(EXERCISE DIRECTIONS)
Repeat exactly each line of the data provided below.

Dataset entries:
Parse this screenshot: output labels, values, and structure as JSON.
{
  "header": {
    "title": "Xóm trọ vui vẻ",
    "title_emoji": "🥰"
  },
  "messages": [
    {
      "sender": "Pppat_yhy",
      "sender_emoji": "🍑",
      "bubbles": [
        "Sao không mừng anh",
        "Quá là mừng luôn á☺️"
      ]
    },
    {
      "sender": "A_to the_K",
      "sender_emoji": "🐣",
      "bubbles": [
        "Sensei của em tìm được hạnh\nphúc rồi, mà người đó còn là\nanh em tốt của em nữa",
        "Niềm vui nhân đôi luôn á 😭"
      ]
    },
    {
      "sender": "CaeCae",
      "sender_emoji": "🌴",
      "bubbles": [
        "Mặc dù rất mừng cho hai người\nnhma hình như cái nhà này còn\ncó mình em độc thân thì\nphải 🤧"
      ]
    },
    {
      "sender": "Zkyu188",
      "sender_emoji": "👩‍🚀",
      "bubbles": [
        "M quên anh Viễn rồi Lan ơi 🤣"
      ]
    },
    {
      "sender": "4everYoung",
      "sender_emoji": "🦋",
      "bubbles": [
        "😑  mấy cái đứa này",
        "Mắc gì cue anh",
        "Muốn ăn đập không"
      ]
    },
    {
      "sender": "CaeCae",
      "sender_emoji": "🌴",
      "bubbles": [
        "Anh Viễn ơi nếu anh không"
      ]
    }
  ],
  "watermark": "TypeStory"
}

(SOLVED EXERCISE)
Parse this screenshot: output labels, values, and structure as JSON.
{
  "header": {
    "title": "Xóm trọ vui vẻ",
    "title_emoji": "🥰"
  },
  "messages": [
    {
      "sender": "Pppat_yhy",
      "sender_emoji": "🍑",
      "bubbles": [
        "Sao không mừng anh",
        "Quá là mừng luôn á☺️"
      ]
    },
    {
      "sender": "A_to the_K",
      "sender_emoji": "🐣",
      "bubbles": [
        "Sensei của em tìm được hạnh\nphúc rồi, mà người đó còn là\nanh em tốt của em nữa",
        "Niềm vui nhân đôi luôn á 😭"
      ]
    },
    {
      "sender": "CaeCae",
      "sender_emoji": "🌴",
      "bubbles": [
        "Mặc dù rất mừng cho hai người\nnhma hình như cái nhà này còn\ncó mình em độc thân thì\nphải 🤧"
      ]
    },
    {
      "sender": "Zkyu188",
      "sender_emoji": "👩‍🚀",
      "bubbles": [
        "M quên anh Viễn rồi Lan ơi 🤣"
      ]
    },
    {
      "sender": "4everYoung",
      "sender_emoji": "🦋",
      "bubbles": [
        "😑  mấy cái đứa này",
        "Mắc gì cue anh",
        "Muốn ăn đập không"
      ]
    },
    {
      "sender": "CaeCae",
      "sender_emoji": "🌴",
      "bubbles": [
        "Anh Viễn ơi nếu anh không"
      ]
    }
  ],
  "watermark": "TypeStory"
}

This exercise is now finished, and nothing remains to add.